## [EXERCISE AIM]
From the listing below, select every line where the word "fill" appears.

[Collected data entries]
◆ ◆ ◆ ◆ ◆ ◆ ◆

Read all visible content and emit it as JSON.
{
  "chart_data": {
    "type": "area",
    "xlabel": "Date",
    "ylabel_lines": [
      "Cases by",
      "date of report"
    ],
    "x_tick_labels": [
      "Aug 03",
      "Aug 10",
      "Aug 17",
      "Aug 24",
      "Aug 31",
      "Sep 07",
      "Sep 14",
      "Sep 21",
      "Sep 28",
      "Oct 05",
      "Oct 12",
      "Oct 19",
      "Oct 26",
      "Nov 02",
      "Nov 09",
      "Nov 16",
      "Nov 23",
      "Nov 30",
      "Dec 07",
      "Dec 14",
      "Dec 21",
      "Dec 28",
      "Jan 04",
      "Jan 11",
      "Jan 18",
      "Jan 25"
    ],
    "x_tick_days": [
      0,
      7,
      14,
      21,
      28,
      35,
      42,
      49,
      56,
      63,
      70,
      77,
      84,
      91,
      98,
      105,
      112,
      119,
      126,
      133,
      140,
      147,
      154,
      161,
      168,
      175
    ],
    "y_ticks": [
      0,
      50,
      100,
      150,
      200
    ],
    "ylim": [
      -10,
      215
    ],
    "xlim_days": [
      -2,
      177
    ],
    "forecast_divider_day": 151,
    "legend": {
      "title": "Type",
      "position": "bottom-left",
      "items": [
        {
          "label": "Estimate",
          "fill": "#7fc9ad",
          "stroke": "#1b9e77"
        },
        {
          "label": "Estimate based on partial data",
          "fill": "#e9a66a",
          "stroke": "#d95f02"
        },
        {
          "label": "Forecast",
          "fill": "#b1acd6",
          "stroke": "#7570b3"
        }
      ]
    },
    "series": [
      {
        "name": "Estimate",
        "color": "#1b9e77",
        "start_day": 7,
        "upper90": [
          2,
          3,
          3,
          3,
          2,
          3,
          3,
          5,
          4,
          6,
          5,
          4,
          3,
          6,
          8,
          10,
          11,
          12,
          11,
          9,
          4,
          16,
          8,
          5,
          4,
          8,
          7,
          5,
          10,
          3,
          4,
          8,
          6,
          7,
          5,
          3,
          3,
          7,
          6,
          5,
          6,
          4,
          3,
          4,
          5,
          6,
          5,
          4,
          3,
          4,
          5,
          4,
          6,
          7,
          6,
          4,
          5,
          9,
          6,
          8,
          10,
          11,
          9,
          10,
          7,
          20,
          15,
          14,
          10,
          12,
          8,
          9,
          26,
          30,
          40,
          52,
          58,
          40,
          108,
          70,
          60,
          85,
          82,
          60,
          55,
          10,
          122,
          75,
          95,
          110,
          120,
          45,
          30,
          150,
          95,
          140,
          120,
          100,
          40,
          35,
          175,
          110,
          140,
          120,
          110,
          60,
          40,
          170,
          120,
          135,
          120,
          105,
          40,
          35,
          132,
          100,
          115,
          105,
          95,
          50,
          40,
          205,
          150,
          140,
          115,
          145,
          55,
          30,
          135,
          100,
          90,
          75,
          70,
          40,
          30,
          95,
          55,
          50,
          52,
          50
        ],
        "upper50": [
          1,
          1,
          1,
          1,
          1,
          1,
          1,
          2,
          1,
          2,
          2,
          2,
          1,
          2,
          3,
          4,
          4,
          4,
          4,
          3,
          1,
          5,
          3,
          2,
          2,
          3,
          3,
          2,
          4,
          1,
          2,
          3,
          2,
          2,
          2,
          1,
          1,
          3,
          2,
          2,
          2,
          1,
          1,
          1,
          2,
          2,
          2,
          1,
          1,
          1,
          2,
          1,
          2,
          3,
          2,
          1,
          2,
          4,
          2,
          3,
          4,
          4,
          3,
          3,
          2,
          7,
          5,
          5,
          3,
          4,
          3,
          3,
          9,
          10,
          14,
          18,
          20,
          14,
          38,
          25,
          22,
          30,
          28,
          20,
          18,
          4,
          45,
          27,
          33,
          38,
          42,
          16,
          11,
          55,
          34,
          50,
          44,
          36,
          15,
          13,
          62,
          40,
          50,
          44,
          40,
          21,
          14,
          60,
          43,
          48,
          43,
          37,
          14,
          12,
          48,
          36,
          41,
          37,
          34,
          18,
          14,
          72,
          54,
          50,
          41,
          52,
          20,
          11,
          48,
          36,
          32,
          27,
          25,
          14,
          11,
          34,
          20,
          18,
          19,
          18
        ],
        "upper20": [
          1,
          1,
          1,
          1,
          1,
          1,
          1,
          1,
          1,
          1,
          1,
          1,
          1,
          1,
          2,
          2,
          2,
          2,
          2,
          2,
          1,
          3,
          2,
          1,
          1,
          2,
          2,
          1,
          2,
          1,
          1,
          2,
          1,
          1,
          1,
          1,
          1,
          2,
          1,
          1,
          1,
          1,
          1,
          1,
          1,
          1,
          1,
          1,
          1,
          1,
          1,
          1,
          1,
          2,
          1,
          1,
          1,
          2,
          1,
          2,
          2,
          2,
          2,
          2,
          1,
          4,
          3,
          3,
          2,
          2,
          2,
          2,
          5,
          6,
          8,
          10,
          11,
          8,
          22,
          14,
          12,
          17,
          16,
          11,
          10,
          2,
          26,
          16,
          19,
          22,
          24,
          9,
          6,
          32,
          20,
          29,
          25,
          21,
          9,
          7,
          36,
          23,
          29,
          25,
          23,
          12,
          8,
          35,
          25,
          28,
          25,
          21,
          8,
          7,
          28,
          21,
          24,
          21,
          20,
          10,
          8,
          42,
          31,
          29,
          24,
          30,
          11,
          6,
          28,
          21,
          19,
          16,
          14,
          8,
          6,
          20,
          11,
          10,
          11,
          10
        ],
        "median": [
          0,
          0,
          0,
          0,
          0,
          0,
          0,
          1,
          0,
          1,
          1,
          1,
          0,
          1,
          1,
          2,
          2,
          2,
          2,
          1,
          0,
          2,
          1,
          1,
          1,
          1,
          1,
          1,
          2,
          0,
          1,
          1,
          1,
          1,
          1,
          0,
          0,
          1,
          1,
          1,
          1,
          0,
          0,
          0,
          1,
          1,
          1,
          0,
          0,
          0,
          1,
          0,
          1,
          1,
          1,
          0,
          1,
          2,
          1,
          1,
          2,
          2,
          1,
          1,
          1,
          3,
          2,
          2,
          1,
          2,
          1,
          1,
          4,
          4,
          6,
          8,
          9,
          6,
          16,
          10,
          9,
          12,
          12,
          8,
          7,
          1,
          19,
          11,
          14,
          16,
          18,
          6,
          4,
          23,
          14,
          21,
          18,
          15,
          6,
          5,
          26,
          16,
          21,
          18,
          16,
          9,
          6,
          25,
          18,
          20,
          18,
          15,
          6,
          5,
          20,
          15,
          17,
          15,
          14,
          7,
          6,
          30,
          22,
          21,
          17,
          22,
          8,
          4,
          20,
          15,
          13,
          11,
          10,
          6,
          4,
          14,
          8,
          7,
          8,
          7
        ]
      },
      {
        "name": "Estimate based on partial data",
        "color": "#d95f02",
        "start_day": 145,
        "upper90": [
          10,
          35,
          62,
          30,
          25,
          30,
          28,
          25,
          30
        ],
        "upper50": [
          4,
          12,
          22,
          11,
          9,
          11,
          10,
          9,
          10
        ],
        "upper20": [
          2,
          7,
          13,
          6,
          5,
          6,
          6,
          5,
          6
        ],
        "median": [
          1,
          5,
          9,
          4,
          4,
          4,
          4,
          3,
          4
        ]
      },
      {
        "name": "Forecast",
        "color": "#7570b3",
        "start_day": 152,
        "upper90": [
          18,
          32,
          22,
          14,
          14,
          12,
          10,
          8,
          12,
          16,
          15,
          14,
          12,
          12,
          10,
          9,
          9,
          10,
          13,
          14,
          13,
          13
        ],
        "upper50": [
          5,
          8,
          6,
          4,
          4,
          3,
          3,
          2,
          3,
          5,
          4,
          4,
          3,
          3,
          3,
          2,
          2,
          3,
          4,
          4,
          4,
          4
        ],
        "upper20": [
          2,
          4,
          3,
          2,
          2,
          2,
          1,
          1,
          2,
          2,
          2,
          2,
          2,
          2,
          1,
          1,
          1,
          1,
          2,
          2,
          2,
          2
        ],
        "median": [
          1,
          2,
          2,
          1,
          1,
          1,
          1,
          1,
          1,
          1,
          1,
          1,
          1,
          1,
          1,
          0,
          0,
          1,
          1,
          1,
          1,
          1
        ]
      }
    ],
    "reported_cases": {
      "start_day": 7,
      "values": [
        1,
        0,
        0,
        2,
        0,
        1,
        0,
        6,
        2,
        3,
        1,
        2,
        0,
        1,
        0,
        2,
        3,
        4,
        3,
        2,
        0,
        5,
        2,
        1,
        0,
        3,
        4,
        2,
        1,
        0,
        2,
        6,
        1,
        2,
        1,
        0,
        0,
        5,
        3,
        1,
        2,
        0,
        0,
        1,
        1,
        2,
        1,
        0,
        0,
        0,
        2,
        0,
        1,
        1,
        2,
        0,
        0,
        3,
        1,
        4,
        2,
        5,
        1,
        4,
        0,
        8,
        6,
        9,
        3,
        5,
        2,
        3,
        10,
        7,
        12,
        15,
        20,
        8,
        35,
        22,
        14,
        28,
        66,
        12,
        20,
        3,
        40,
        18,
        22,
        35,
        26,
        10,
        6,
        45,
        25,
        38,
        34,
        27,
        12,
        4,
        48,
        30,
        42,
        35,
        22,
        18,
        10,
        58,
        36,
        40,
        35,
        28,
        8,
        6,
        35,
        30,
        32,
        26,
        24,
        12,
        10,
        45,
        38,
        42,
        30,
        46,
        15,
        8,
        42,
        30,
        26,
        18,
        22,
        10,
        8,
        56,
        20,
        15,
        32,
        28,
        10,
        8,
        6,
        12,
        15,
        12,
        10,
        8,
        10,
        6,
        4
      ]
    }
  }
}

◆ ◆ ◆ ◆ ◆ ◆ ◆

## [SOLUTION TO THIS TASK]
          "fill": "#7fc9ad",
          "fill": "#e9a66a",
          "fill": "#b1acd6",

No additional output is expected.